## REQUIRED WORK
Check every line of the entries below for the word "cương", and copy the ones that have it.

## DATASET RECORDS

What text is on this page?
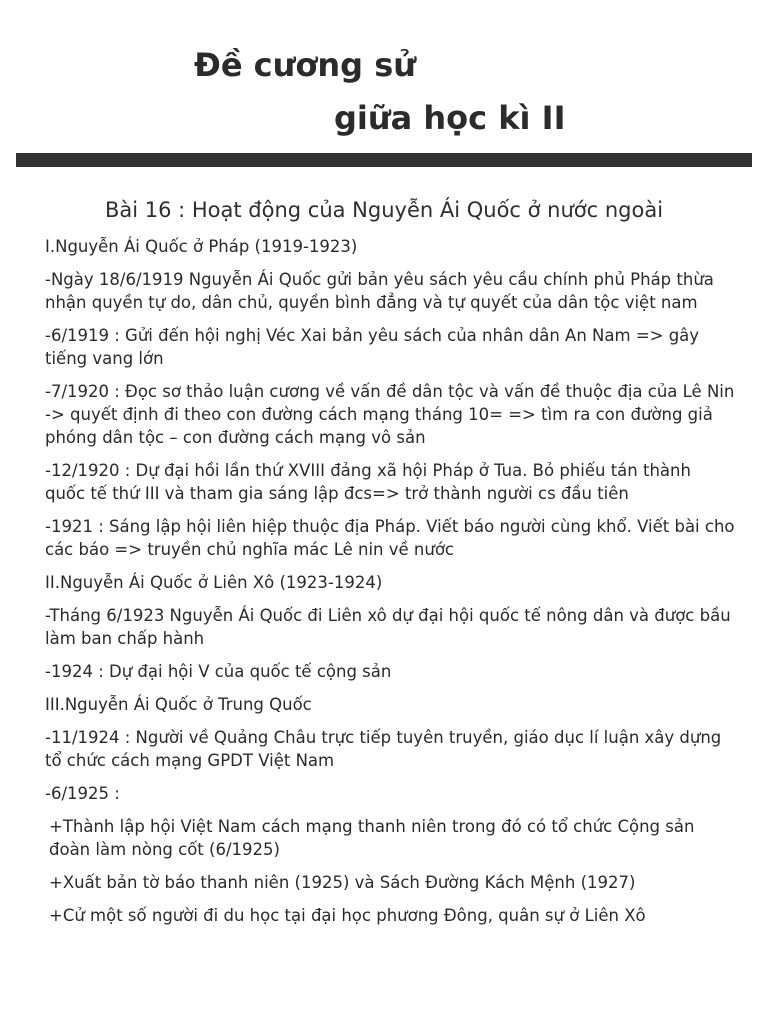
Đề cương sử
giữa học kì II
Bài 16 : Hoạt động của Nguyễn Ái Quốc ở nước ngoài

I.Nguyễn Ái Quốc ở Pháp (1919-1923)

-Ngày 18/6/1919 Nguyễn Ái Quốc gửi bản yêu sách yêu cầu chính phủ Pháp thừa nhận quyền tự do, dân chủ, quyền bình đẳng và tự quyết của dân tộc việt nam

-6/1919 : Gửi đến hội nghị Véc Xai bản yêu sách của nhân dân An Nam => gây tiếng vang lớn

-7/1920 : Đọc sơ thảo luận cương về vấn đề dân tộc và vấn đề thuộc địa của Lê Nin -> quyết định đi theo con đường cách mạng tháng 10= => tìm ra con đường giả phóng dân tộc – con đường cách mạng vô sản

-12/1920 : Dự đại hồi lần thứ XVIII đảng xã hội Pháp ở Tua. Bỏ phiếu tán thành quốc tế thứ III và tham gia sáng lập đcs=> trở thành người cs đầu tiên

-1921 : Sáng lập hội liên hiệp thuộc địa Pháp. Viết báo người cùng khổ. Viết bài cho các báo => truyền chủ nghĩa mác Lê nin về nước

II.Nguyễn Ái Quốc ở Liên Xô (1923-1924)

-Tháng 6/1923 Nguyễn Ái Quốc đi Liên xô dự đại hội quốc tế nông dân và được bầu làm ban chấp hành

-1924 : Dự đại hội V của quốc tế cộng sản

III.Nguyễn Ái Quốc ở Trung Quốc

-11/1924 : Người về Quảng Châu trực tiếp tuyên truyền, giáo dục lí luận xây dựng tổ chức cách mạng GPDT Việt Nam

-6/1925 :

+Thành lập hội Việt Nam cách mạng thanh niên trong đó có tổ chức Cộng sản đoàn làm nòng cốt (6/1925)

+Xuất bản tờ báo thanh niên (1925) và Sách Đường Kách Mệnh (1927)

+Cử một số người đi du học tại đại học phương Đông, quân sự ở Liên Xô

...

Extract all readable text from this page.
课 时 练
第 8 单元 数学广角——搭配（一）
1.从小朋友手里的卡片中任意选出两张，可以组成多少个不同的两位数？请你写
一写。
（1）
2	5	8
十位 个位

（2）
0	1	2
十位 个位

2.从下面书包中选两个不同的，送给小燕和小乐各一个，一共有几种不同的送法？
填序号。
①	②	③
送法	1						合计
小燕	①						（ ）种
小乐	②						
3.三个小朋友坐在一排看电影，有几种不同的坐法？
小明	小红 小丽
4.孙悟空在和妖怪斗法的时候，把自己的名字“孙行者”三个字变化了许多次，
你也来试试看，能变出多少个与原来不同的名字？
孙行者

...

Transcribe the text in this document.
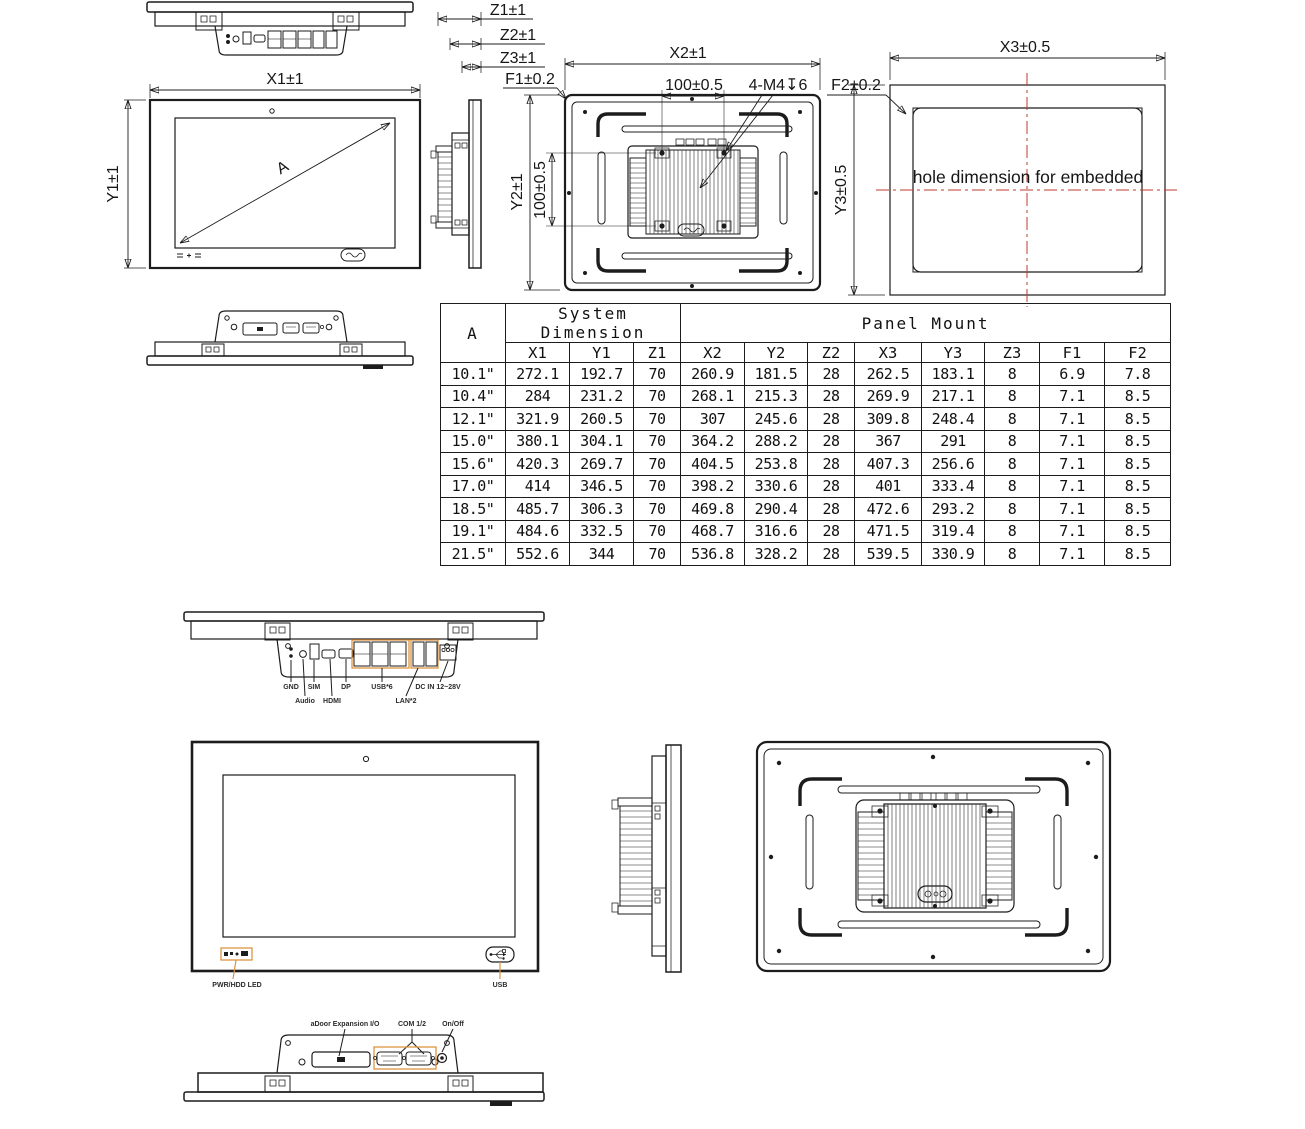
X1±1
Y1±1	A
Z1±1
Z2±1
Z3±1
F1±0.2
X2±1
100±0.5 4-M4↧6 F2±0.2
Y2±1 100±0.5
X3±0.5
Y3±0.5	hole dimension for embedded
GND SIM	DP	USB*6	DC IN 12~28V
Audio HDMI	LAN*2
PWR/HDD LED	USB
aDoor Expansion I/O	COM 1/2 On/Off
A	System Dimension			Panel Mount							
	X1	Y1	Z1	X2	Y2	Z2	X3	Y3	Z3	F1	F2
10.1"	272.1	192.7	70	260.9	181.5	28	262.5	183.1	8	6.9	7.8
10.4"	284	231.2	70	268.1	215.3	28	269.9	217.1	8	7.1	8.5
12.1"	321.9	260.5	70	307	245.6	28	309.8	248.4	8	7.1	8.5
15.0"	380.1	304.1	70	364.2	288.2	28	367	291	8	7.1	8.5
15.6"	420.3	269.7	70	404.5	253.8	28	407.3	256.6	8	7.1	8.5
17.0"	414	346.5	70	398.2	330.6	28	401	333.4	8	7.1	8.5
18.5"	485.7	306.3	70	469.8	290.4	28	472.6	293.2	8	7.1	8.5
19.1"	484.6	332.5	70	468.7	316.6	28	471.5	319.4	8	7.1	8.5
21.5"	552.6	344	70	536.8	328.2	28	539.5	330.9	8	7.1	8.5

## FINISHED ANSWER
Đề cương sử
-7/1920 : Đọc sơ thảo luận cương về vấn đề dân tộc và vấn đề thuộc địa của Lê Nin -> quyết định đi theo con đường cách mạng tháng 10= => tìm ra con đường giả phóng dân tộc – con đường cách mạng vô sản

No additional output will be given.